= Dataset records =
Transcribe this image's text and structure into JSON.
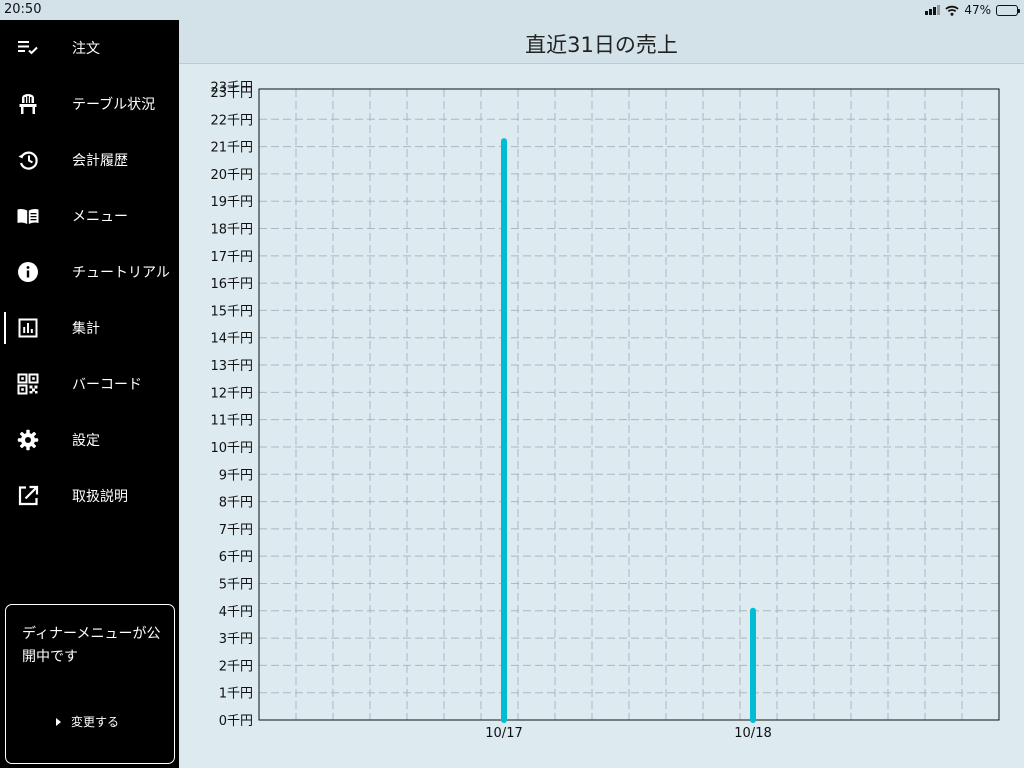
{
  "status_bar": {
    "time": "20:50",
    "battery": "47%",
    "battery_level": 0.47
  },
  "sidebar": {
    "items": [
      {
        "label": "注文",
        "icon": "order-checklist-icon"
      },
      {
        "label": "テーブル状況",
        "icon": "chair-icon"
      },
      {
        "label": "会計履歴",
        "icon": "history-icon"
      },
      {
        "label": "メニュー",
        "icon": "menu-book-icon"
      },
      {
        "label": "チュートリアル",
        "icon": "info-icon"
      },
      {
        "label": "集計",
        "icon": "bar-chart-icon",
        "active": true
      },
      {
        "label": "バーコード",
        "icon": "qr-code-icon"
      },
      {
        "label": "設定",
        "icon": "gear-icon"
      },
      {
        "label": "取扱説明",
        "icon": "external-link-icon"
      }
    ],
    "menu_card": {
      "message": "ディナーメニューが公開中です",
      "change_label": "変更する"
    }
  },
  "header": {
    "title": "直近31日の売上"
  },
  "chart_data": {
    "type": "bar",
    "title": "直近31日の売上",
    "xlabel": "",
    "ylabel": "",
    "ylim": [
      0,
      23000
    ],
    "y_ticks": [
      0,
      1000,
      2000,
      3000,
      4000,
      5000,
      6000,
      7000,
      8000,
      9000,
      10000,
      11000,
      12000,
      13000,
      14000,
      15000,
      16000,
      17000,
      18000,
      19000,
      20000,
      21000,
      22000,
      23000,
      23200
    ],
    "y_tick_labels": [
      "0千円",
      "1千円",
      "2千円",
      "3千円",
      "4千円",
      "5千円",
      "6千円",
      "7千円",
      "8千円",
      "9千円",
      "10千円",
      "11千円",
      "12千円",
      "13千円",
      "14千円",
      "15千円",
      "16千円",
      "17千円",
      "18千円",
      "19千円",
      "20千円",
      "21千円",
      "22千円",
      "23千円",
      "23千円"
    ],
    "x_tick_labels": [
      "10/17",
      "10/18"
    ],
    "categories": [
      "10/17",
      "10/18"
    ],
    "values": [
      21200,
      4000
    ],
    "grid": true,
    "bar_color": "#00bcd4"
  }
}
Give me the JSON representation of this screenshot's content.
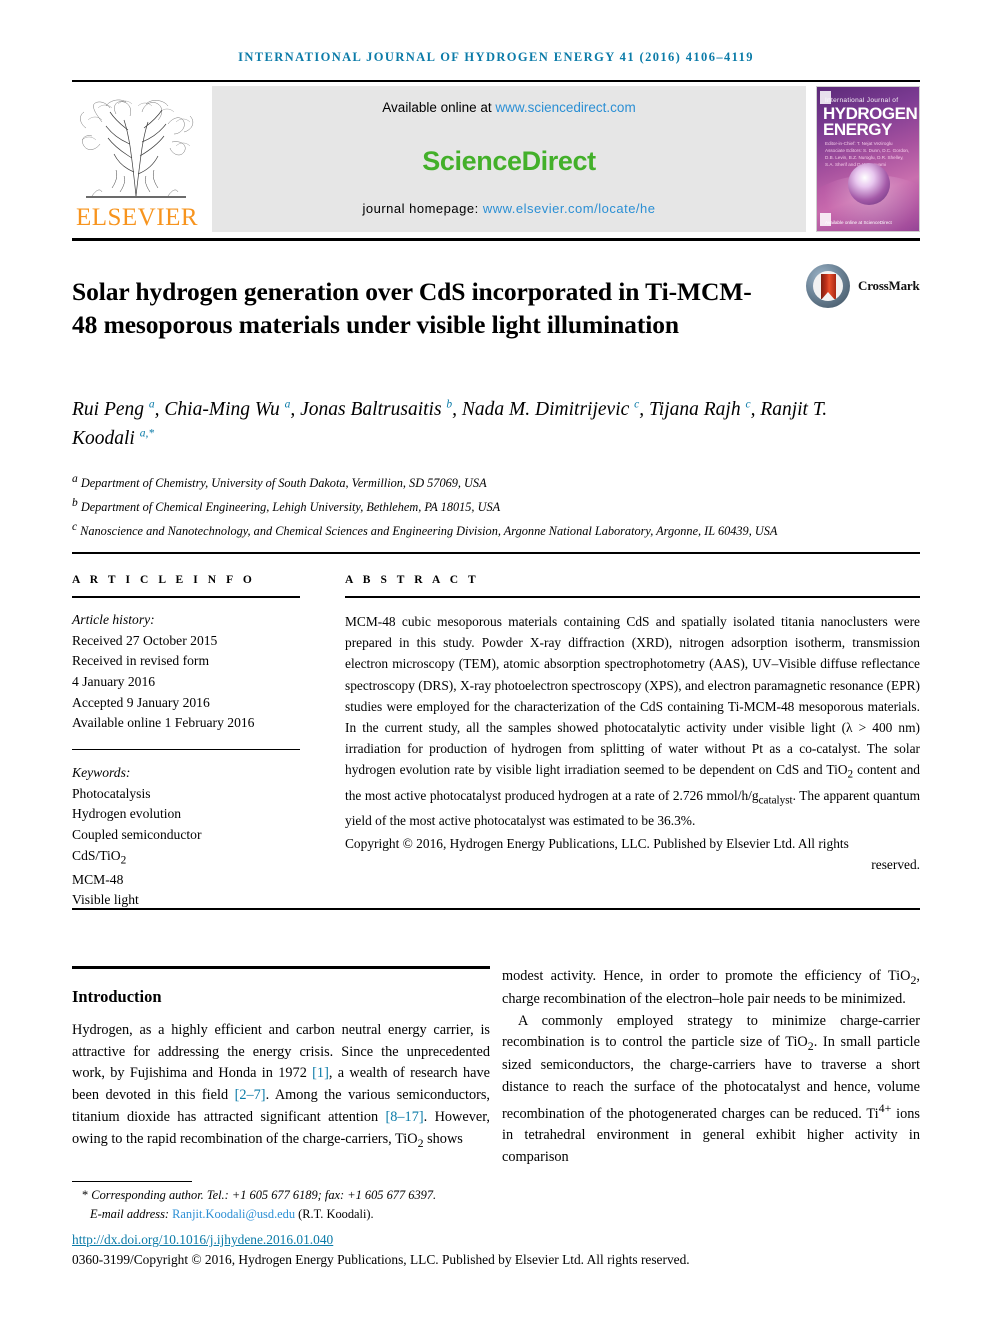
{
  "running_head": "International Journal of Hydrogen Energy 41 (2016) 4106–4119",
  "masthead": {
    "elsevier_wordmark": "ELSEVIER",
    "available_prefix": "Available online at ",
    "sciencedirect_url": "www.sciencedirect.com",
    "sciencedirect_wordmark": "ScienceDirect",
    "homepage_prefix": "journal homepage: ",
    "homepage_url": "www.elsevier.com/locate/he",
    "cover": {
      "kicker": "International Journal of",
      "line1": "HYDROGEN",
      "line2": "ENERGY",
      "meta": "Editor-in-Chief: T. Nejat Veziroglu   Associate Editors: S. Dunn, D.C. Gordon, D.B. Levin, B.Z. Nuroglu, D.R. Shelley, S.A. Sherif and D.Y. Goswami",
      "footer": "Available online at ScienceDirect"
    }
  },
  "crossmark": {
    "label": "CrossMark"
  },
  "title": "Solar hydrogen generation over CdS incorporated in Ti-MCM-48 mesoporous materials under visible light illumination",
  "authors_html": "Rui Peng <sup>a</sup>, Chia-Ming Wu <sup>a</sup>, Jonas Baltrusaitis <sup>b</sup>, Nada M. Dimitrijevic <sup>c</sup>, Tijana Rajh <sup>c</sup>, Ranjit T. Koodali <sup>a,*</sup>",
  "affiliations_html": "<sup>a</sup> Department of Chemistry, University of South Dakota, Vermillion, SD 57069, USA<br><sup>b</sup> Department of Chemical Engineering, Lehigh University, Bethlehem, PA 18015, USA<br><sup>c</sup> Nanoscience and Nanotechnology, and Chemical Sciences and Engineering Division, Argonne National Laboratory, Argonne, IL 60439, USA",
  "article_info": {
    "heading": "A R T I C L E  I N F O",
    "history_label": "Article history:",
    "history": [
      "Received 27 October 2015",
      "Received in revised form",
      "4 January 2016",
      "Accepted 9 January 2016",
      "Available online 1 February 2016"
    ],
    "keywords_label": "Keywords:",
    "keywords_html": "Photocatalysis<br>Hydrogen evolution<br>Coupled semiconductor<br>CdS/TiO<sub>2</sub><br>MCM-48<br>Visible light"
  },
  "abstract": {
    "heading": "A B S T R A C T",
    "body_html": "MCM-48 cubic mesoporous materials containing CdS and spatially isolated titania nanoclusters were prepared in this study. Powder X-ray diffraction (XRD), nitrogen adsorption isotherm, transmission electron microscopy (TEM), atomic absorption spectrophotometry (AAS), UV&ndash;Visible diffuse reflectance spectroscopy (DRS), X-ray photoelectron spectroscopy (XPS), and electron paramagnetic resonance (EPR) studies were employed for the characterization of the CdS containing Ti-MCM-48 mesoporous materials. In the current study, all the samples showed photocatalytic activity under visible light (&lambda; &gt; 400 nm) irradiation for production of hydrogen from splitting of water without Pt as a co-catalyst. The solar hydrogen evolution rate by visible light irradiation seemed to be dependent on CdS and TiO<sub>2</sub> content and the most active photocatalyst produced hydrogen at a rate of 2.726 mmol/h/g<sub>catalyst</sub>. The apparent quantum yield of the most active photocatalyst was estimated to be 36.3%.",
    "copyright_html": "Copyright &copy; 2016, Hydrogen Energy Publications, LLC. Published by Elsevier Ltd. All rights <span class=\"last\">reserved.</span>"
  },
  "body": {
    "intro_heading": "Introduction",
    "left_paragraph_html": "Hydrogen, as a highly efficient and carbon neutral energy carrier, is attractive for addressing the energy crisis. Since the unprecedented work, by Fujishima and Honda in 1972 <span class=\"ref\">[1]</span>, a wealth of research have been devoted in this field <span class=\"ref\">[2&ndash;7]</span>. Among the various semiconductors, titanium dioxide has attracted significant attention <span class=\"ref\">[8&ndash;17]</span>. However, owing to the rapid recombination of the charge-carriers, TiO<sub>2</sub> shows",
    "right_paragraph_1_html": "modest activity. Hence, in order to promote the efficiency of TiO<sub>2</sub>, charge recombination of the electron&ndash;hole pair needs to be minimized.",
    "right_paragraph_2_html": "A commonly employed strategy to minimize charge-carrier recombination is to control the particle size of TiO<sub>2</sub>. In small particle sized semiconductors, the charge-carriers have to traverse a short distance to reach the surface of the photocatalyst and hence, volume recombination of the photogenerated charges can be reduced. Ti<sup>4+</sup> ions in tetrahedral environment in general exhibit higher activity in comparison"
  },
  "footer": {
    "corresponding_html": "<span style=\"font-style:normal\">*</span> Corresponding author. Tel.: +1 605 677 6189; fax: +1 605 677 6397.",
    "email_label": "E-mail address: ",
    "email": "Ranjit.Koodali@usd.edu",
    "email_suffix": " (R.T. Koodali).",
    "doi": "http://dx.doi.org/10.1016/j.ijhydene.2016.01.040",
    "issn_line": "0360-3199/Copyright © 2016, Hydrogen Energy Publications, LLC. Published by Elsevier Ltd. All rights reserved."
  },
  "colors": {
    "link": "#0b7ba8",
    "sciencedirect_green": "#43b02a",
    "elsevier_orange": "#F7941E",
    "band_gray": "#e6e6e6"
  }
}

= Instructions to follow =
Write out each entry exactly as given, omitting any picture.

= Answer for the task =
Transcribe this image's text and structure into JSON.
{
  "status_bar": {
    "time": "20:50",
    "battery": "47%",
    "battery_level": 0.47
  },
  "sidebar": {
    "items": [
      {
        "label": "注文",
        "icon": "order-checklist-icon"
      },
      {
        "label": "テーブル状況",
        "icon": "chair-icon"
      },
      {
        "label": "会計履歴",
        "icon": "history-icon"
      },
      {
        "label": "メニュー",
        "icon": "menu-book-icon"
      },
      {
        "label": "チュートリアル",
        "icon": "info-icon"
      },
      {
        "label": "集計",
        "icon": "bar-chart-icon",
        "active": true
      },
      {
        "label": "バーコード",
        "icon": "qr-code-icon"
      },
      {
        "label": "設定",
        "icon": "gear-icon"
      },
      {
        "label": "取扱説明",
        "icon": "external-link-icon"
      }
    ],
    "menu_card": {
      "message": "ディナーメニューが公開中です",
      "change_label": "変更する"
    }
  },
  "header": {
    "title": "直近31日の売上"
  },
  "chart_data": {
    "type": "bar",
    "title": "直近31日の売上",
    "xlabel": "",
    "ylabel": "",
    "ylim": [
      0,
      23000
    ],
    "y_ticks": [
      0,
      1000,
      2000,
      3000,
      4000,
      5000,
      6000,
      7000,
      8000,
      9000,
      10000,
      11000,
      12000,
      13000,
      14000,
      15000,
      16000,
      17000,
      18000,
      19000,
      20000,
      21000,
      22000,
      23000,
      23200
    ],
    "y_tick_labels": [
      "0千円",
      "1千円",
      "2千円",
      "3千円",
      "4千円",
      "5千円",
      "6千円",
      "7千円",
      "8千円",
      "9千円",
      "10千円",
      "11千円",
      "12千円",
      "13千円",
      "14千円",
      "15千円",
      "16千円",
      "17千円",
      "18千円",
      "19千円",
      "20千円",
      "21千円",
      "22千円",
      "23千円",
      "23千円"
    ],
    "x_tick_labels": [
      "10/17",
      "10/18"
    ],
    "categories": [
      "10/17",
      "10/18"
    ],
    "values": [
      21200,
      4000
    ],
    "grid": true,
    "bar_color": "#00bcd4"
  }
}
Give me the JSON representation of this screenshot's content.
{
  "running_head": "International Journal of Hydrogen Energy 41 (2016) 4106–4119",
  "masthead": {
    "elsevier_wordmark": "ELSEVIER",
    "available_prefix": "Available online at ",
    "sciencedirect_url": "www.sciencedirect.com",
    "sciencedirect_wordmark": "ScienceDirect",
    "homepage_prefix": "journal homepage: ",
    "homepage_url": "www.elsevier.com/locate/he",
    "cover": {
      "kicker": "International Journal of",
      "line1": "HYDROGEN",
      "line2": "ENERGY",
      "meta": "Editor-in-Chief: T. Nejat Veziroglu   Associate Editors: S. Dunn, D.C. Gordon, D.B. Levin, B.Z. Nuroglu, D.R. Shelley, S.A. Sherif and D.Y. Goswami",
      "footer": "Available online at ScienceDirect"
    }
  },
  "crossmark": {
    "label": "CrossMark"
  },
  "title": "Solar hydrogen generation over CdS incorporated in Ti-MCM-48 mesoporous materials under visible light illumination",
  "authors_html": "Rui Peng <sup>a</sup>, Chia-Ming Wu <sup>a</sup>, Jonas Baltrusaitis <sup>b</sup>, Nada M. Dimitrijevic <sup>c</sup>, Tijana Rajh <sup>c</sup>, Ranjit T. Koodali <sup>a,*</sup>",
  "affiliations_html": "<sup>a</sup> Department of Chemistry, University of South Dakota, Vermillion, SD 57069, USA<br><sup>b</sup> Department of Chemical Engineering, Lehigh University, Bethlehem, PA 18015, USA<br><sup>c</sup> Nanoscience and Nanotechnology, and Chemical Sciences and Engineering Division, Argonne National Laboratory, Argonne, IL 60439, USA",
  "article_info": {
    "heading": "A R T I C L E  I N F O",
    "history_label": "Article history:",
    "history": [
      "Received 27 October 2015",
      "Received in revised form",
      "4 January 2016",
      "Accepted 9 January 2016",
      "Available online 1 February 2016"
    ],
    "keywords_label": "Keywords:",
    "keywords_html": "Photocatalysis<br>Hydrogen evolution<br>Coupled semiconductor<br>CdS/TiO<sub>2</sub><br>MCM-48<br>Visible light"
  },
  "abstract": {
    "heading": "A B S T R A C T",
    "body_html": "MCM-48 cubic mesoporous materials containing CdS and spatially isolated titania nanoclusters were prepared in this study. Powder X-ray diffraction (XRD), nitrogen adsorption isotherm, transmission electron microscopy (TEM), atomic absorption spectrophotometry (AAS), UV&ndash;Visible diffuse reflectance spectroscopy (DRS), X-ray photoelectron spectroscopy (XPS), and electron paramagnetic resonance (EPR) studies were employed for the characterization of the CdS containing Ti-MCM-48 mesoporous materials. In the current study, all the samples showed photocatalytic activity under visible light (&lambda; &gt; 400 nm) irradiation for production of hydrogen from splitting of water without Pt as a co-catalyst. The solar hydrogen evolution rate by visible light irradiation seemed to be dependent on CdS and TiO<sub>2</sub> content and the most active photocatalyst produced hydrogen at a rate of 2.726 mmol/h/g<sub>catalyst</sub>. The apparent quantum yield of the most active photocatalyst was estimated to be 36.3%.",
    "copyright_html": "Copyright &copy; 2016, Hydrogen Energy Publications, LLC. Published by Elsevier Ltd. All rights <span class=\"last\">reserved.</span>"
  },
  "body": {
    "intro_heading": "Introduction",
    "left_paragraph_html": "Hydrogen, as a highly efficient and carbon neutral energy carrier, is attractive for addressing the energy crisis. Since the unprecedented work, by Fujishima and Honda in 1972 <span class=\"ref\">[1]</span>, a wealth of research have been devoted in this field <span class=\"ref\">[2&ndash;7]</span>. Among the various semiconductors, titanium dioxide has attracted significant attention <span class=\"ref\">[8&ndash;17]</span>. However, owing to the rapid recombination of the charge-carriers, TiO<sub>2</sub> shows",
    "right_paragraph_1_html": "modest activity. Hence, in order to promote the efficiency of TiO<sub>2</sub>, charge recombination of the electron&ndash;hole pair needs to be minimized.",
    "right_paragraph_2_html": "A commonly employed strategy to minimize charge-carrier recombination is to control the particle size of TiO<sub>2</sub>. In small particle sized semiconductors, the charge-carriers have to traverse a short distance to reach the surface of the photocatalyst and hence, volume recombination of the photogenerated charges can be reduced. Ti<sup>4+</sup> ions in tetrahedral environment in general exhibit higher activity in comparison"
  },
  "footer": {
    "corresponding_html": "<span style=\"font-style:normal\">*</span> Corresponding author. Tel.: +1 605 677 6189; fax: +1 605 677 6397.",
    "email_label": "E-mail address: ",
    "email": "Ranjit.Koodali@usd.edu",
    "email_suffix": " (R.T. Koodali).",
    "doi": "http://dx.doi.org/10.1016/j.ijhydene.2016.01.040",
    "issn_line": "0360-3199/Copyright © 2016, Hydrogen Energy Publications, LLC. Published by Elsevier Ltd. All rights reserved."
  },
  "colors": {
    "link": "#0b7ba8",
    "sciencedirect_green": "#43b02a",
    "elsevier_orange": "#F7941E",
    "band_gray": "#e6e6e6"
  }
}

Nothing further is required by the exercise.